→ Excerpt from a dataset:
------------------------------------------------------------------------
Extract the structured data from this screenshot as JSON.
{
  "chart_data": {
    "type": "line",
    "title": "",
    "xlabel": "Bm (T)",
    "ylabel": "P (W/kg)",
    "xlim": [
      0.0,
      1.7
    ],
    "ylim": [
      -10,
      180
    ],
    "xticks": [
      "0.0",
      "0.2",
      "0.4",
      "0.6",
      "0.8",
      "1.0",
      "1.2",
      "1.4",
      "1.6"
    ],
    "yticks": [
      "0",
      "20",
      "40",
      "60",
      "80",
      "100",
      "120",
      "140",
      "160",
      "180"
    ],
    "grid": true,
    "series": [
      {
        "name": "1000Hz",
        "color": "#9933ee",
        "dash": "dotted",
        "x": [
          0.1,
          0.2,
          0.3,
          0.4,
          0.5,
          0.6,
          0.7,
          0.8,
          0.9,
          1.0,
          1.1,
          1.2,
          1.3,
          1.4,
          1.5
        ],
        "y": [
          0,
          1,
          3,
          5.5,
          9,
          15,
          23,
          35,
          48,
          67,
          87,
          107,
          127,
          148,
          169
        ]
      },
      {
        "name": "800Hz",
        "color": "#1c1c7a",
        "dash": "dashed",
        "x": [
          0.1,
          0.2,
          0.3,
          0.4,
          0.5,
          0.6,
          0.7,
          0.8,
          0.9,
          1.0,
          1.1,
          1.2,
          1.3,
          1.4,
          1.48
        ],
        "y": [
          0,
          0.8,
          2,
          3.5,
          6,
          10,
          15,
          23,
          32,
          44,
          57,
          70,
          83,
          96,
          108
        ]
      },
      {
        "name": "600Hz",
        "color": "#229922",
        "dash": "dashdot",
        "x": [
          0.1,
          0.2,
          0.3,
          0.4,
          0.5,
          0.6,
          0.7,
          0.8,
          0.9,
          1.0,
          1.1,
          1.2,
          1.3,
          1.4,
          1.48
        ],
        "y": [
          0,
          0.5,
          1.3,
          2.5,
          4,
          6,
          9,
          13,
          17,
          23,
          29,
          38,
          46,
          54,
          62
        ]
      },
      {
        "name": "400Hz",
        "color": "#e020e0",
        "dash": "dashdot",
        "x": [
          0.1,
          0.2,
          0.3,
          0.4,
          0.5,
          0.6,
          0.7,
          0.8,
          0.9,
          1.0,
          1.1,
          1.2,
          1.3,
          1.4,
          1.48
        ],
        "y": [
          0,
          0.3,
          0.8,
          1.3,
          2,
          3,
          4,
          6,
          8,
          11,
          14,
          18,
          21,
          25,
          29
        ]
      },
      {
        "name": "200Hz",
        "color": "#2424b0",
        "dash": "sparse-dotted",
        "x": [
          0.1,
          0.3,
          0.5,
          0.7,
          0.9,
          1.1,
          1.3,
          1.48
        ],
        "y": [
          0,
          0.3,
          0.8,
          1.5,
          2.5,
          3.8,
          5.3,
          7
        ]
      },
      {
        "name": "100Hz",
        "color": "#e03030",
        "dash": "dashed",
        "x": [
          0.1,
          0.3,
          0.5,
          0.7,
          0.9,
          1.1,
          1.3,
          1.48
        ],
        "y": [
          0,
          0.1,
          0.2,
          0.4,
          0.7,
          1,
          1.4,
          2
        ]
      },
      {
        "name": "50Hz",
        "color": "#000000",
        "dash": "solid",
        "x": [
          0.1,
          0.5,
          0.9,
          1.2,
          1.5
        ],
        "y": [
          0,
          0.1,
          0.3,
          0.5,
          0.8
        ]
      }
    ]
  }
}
------------------------------------------------------------------------
→ TO BE DONE: Copy every record exactly, with nothing added or dropped.

→ TASK ANSWER:
Extract the structured data from this screenshot as JSON.
{
  "chart_data": {
    "type": "line",
    "title": "",
    "xlabel": "Bm (T)",
    "ylabel": "P (W/kg)",
    "xlim": [
      0.0,
      1.7
    ],
    "ylim": [
      -10,
      180
    ],
    "xticks": [
      "0.0",
      "0.2",
      "0.4",
      "0.6",
      "0.8",
      "1.0",
      "1.2",
      "1.4",
      "1.6"
    ],
    "yticks": [
      "0",
      "20",
      "40",
      "60",
      "80",
      "100",
      "120",
      "140",
      "160",
      "180"
    ],
    "grid": true,
    "series": [
      {
        "name": "1000Hz",
        "color": "#9933ee",
        "dash": "dotted",
        "x": [
          0.1,
          0.2,
          0.3,
          0.4,
          0.5,
          0.6,
          0.7,
          0.8,
          0.9,
          1.0,
          1.1,
          1.2,
          1.3,
          1.4,
          1.5
        ],
        "y": [
          0,
          1,
          3,
          5.5,
          9,
          15,
          23,
          35,
          48,
          67,
          87,
          107,
          127,
          148,
          169
        ]
      },
      {
        "name": "800Hz",
        "color": "#1c1c7a",
        "dash": "dashed",
        "x": [
          0.1,
          0.2,
          0.3,
          0.4,
          0.5,
          0.6,
          0.7,
          0.8,
          0.9,
          1.0,
          1.1,
          1.2,
          1.3,
          1.4,
          1.48
        ],
        "y": [
          0,
          0.8,
          2,
          3.5,
          6,
          10,
          15,
          23,
          32,
          44,
          57,
          70,
          83,
          96,
          108
        ]
      },
      {
        "name": "600Hz",
        "color": "#229922",
        "dash": "dashdot",
        "x": [
          0.1,
          0.2,
          0.3,
          0.4,
          0.5,
          0.6,
          0.7,
          0.8,
          0.9,
          1.0,
          1.1,
          1.2,
          1.3,
          1.4,
          1.48
        ],
        "y": [
          0,
          0.5,
          1.3,
          2.5,
          4,
          6,
          9,
          13,
          17,
          23,
          29,
          38,
          46,
          54,
          62
        ]
      },
      {
        "name": "400Hz",
        "color": "#e020e0",
        "dash": "dashdot",
        "x": [
          0.1,
          0.2,
          0.3,
          0.4,
          0.5,
          0.6,
          0.7,
          0.8,
          0.9,
          1.0,
          1.1,
          1.2,
          1.3,
          1.4,
          1.48
        ],
        "y": [
          0,
          0.3,
          0.8,
          1.3,
          2,
          3,
          4,
          6,
          8,
          11,
          14,
          18,
          21,
          25,
          29
        ]
      },
      {
        "name": "200Hz",
        "color": "#2424b0",
        "dash": "sparse-dotted",
        "x": [
          0.1,
          0.3,
          0.5,
          0.7,
          0.9,
          1.1,
          1.3,
          1.48
        ],
        "y": [
          0,
          0.3,
          0.8,
          1.5,
          2.5,
          3.8,
          5.3,
          7
        ]
      },
      {
        "name": "100Hz",
        "color": "#e03030",
        "dash": "dashed",
        "x": [
          0.1,
          0.3,
          0.5,
          0.7,
          0.9,
          1.1,
          1.3,
          1.48
        ],
        "y": [
          0,
          0.1,
          0.2,
          0.4,
          0.7,
          1,
          1.4,
          2
        ]
      },
      {
        "name": "50Hz",
        "color": "#000000",
        "dash": "solid",
        "x": [
          0.1,
          0.5,
          0.9,
          1.2,
          1.5
        ],
        "y": [
          0,
          0.1,
          0.3,
          0.5,
          0.8
        ]
      }
    ]
  }
}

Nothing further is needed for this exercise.